┌────────
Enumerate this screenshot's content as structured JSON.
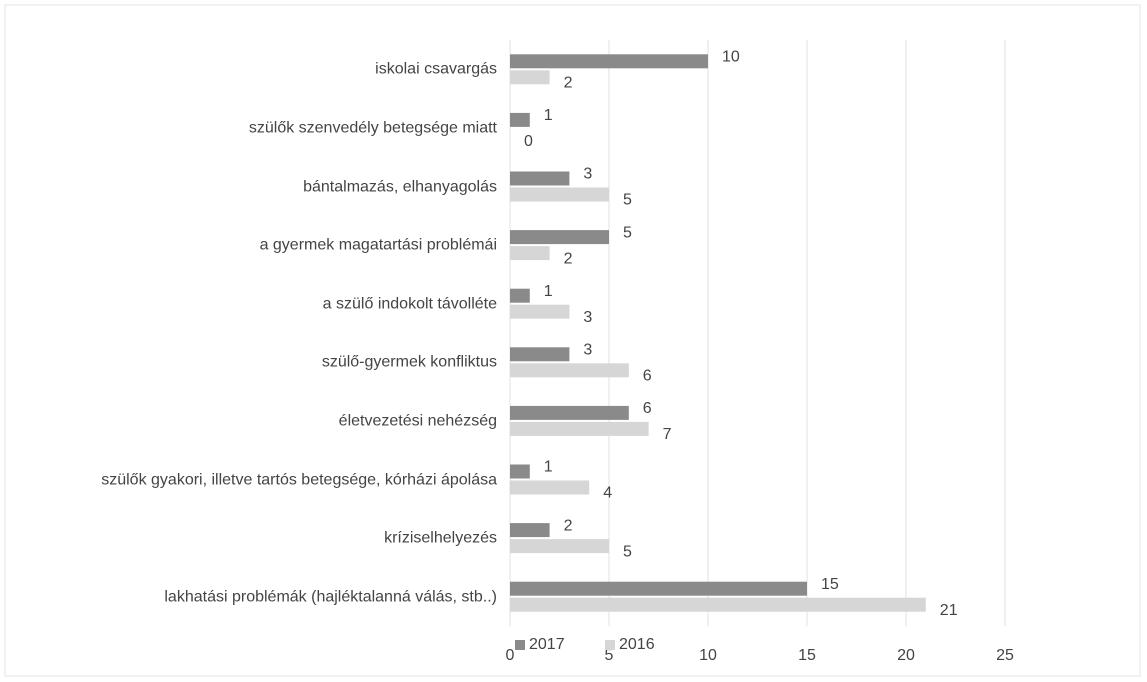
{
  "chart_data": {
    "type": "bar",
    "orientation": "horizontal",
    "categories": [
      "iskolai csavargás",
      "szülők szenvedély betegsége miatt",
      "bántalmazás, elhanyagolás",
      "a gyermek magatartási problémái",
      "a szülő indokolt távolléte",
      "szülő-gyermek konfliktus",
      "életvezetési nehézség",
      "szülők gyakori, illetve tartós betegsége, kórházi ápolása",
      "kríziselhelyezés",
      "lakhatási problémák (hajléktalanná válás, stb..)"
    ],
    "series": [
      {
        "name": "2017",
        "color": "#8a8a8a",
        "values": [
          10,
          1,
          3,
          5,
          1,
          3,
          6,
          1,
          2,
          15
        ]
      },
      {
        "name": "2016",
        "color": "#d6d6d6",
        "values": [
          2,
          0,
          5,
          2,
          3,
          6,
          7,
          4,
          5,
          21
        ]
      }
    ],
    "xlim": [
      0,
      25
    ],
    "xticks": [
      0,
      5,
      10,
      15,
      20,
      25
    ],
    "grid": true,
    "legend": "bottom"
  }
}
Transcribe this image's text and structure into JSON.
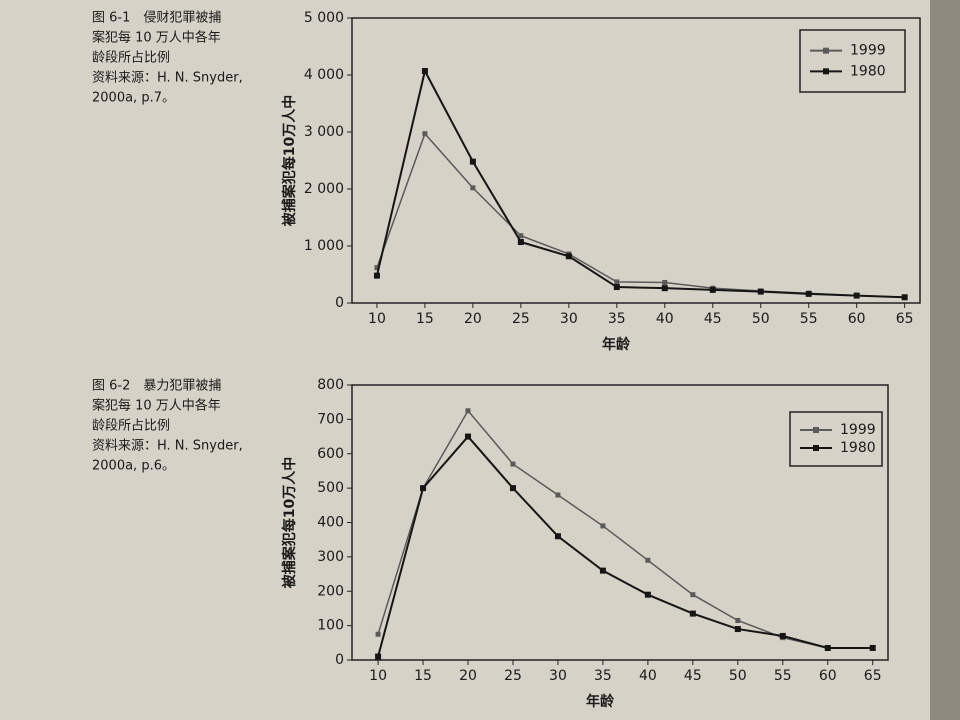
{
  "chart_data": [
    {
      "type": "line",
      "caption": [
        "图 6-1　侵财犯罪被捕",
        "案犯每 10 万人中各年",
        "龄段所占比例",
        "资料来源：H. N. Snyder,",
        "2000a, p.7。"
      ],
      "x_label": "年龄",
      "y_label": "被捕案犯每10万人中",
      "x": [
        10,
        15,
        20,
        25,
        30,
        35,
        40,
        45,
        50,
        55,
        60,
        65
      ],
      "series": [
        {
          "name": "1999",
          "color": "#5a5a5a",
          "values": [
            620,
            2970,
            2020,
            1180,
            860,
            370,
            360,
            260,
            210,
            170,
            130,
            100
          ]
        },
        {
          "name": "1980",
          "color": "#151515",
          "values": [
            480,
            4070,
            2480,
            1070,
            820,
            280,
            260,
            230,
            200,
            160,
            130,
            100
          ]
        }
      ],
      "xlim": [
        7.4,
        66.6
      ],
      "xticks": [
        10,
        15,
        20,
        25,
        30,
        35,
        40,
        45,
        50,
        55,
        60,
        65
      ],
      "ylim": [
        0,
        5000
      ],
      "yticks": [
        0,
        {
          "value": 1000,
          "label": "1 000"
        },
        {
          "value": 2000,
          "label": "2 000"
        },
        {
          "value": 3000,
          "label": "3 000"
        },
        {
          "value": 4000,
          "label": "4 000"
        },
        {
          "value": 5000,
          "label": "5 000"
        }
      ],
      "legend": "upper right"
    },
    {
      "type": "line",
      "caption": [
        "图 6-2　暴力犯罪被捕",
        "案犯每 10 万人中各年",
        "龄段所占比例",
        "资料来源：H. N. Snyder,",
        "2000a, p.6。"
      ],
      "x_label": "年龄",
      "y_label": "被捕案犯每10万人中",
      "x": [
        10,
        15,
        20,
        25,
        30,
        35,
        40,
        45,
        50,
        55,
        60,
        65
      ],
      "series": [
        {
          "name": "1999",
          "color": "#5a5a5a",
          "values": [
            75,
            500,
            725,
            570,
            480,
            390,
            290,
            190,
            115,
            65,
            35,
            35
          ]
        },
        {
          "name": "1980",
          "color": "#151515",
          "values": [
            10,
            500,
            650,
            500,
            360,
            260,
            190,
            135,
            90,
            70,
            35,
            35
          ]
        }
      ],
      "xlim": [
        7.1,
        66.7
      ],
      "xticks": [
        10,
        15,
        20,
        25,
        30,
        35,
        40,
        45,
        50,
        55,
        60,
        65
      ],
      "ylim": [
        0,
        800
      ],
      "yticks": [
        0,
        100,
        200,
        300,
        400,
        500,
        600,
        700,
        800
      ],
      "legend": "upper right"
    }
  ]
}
└────────
┌────────
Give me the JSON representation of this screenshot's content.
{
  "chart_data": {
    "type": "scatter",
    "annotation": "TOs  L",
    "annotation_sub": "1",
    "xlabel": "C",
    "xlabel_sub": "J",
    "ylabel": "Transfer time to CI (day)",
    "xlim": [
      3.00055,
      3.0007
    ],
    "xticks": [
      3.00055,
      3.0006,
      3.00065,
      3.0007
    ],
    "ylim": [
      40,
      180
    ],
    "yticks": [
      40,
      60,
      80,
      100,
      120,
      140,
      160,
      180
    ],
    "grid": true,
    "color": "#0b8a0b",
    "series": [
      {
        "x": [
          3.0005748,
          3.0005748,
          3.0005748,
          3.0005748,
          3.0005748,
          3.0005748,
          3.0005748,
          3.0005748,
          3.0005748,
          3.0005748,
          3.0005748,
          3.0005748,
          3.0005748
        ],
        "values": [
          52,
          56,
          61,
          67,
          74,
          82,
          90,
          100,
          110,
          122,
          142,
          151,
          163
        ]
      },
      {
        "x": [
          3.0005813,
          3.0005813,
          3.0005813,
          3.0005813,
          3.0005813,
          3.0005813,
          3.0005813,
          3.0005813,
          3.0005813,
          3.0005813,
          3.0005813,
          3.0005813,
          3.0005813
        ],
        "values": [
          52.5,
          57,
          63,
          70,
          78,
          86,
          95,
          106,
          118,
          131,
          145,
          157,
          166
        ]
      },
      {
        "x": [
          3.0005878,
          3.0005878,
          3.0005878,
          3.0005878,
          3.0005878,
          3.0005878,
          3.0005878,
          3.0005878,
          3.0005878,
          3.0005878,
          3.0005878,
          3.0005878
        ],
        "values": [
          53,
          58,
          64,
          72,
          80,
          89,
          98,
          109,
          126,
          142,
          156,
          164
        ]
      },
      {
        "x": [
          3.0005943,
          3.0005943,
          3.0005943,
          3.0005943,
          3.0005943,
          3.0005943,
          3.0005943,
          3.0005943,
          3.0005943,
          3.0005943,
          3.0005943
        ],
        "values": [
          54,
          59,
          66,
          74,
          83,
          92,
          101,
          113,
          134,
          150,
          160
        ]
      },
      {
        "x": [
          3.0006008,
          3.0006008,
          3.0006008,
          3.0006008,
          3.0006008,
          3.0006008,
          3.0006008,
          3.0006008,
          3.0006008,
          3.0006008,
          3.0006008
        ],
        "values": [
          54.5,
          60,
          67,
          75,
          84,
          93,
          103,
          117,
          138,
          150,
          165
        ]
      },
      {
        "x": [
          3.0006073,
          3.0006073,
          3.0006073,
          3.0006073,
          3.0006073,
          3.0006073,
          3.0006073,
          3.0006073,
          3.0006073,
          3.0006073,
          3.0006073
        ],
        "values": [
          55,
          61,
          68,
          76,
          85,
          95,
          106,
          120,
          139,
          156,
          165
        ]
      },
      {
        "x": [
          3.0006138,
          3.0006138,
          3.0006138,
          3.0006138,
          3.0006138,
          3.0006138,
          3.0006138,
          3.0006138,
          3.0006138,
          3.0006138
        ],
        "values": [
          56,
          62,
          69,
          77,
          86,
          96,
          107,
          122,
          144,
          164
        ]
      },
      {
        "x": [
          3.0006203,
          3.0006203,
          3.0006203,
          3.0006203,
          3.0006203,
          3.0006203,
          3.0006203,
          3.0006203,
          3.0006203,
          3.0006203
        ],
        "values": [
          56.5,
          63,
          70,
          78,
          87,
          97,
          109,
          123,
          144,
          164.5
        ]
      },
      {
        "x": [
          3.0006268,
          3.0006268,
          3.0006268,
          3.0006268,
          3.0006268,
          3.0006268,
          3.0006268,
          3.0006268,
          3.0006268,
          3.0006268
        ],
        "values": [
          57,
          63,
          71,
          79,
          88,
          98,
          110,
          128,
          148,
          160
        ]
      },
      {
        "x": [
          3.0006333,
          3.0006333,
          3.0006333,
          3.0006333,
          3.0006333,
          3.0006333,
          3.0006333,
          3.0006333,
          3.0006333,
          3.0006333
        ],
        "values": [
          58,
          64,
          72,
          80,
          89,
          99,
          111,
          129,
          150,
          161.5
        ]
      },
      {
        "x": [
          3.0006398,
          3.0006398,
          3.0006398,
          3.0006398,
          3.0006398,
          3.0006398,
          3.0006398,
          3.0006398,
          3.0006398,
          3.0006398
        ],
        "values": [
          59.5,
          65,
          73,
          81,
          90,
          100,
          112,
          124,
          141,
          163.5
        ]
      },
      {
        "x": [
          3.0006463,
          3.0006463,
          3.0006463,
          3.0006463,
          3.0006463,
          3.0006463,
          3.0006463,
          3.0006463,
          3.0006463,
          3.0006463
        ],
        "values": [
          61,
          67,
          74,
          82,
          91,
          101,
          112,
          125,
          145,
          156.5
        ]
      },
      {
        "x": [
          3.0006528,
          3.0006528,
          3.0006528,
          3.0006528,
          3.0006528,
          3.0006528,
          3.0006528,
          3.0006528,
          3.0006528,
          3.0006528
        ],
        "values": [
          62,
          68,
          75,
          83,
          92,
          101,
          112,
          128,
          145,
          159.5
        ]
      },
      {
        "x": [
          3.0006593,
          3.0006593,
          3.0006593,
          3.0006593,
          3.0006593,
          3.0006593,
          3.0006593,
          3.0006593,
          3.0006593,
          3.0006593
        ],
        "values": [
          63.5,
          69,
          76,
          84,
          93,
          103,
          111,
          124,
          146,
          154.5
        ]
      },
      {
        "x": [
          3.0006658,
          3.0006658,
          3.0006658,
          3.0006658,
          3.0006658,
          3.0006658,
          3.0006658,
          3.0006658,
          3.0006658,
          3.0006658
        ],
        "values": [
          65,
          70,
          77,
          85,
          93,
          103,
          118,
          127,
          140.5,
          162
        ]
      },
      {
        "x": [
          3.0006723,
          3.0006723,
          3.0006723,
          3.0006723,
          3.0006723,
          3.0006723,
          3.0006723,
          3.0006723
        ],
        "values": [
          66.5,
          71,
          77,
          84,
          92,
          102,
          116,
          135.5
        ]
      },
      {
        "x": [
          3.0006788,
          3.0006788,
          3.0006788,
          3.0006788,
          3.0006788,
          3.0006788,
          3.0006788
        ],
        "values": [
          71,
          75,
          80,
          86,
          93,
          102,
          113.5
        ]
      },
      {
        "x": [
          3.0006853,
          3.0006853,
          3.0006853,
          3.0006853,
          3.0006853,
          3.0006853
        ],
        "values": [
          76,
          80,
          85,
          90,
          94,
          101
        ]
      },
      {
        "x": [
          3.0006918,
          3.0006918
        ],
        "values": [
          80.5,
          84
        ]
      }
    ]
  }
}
└────────
┌────────
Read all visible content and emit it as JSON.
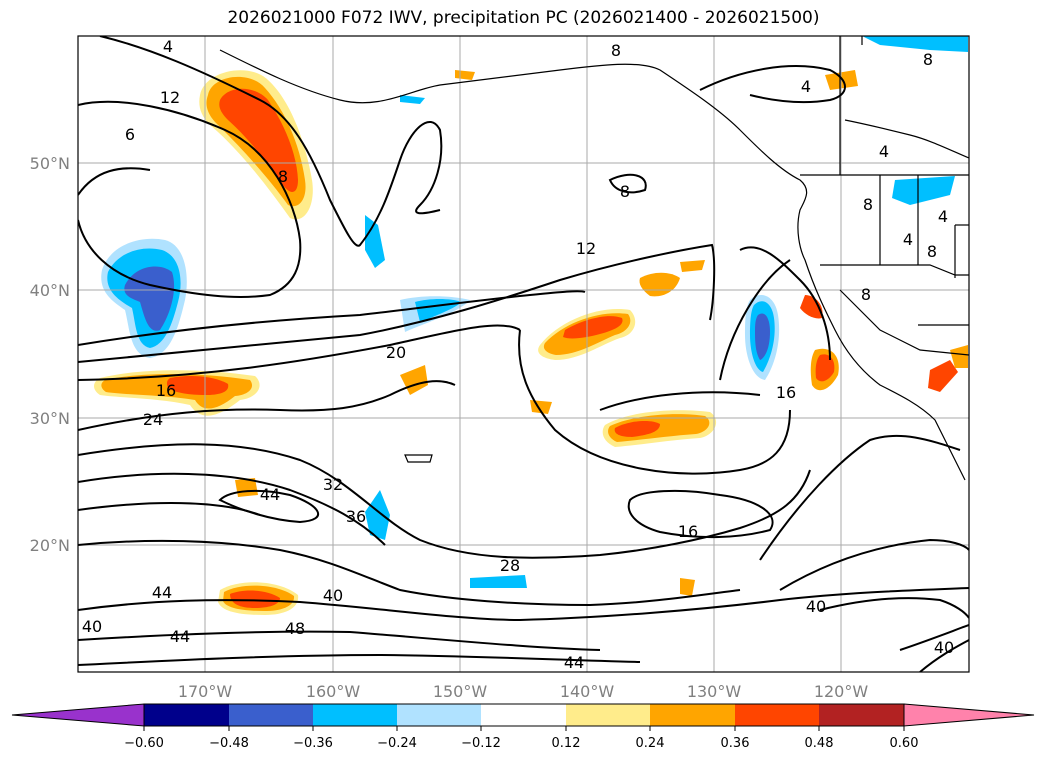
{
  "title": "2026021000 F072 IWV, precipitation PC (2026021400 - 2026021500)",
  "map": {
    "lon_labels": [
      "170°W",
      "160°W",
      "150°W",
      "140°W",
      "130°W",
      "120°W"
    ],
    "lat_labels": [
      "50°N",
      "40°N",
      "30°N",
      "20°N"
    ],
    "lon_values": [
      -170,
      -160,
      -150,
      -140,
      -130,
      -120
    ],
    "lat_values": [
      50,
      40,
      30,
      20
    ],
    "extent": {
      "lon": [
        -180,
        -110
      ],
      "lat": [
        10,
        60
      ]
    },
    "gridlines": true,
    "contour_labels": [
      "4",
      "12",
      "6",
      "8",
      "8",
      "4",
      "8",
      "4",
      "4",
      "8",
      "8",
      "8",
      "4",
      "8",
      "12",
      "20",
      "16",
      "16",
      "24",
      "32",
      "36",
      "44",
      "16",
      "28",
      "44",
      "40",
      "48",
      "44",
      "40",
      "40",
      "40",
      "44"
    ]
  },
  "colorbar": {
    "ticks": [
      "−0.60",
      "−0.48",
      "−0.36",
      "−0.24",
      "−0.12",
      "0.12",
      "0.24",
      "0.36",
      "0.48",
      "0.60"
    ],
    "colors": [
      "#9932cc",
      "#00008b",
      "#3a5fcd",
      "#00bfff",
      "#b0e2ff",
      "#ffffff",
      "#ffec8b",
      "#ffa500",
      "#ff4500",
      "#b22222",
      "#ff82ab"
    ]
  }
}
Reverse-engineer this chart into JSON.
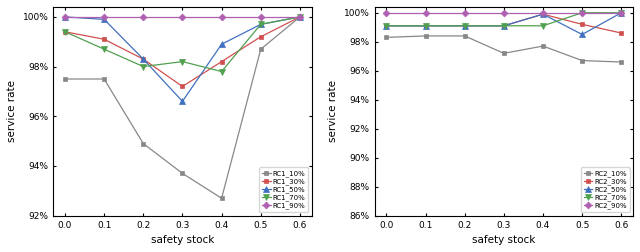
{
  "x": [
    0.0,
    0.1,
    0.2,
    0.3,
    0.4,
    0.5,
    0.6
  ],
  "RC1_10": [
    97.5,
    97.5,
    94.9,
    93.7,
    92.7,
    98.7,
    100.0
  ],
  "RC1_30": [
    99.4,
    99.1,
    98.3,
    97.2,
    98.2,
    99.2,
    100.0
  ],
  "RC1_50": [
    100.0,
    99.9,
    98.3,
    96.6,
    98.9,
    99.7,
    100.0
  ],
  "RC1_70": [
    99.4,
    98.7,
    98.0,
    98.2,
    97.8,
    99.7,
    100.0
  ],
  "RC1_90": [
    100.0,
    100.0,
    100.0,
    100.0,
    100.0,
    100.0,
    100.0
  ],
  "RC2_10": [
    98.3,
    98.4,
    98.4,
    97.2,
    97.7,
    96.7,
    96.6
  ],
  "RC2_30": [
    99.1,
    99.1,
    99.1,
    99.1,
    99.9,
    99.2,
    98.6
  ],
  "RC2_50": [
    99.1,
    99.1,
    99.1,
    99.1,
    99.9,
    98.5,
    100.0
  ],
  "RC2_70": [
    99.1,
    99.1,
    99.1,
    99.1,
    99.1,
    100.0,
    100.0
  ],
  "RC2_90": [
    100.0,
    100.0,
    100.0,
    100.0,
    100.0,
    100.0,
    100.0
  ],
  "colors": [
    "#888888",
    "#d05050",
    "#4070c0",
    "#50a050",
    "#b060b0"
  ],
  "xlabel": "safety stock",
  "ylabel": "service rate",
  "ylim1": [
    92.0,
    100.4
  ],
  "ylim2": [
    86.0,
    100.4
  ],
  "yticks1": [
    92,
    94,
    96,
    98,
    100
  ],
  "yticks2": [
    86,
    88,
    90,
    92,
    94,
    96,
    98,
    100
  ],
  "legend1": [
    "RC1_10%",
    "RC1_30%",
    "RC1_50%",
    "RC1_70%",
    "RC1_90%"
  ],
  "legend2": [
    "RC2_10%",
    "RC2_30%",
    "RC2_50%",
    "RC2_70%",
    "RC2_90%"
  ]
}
└────────
From the records, copy every line that has the string "JSON" in it.

Enumerate this screenshot's content as structured JSON.
Transcribe this image's text and structure into JSON.
Give me the JSON representation of this screenshot's content.
Read all visible content and emit it as JSON.
Reverse-engineer this chart into JSON.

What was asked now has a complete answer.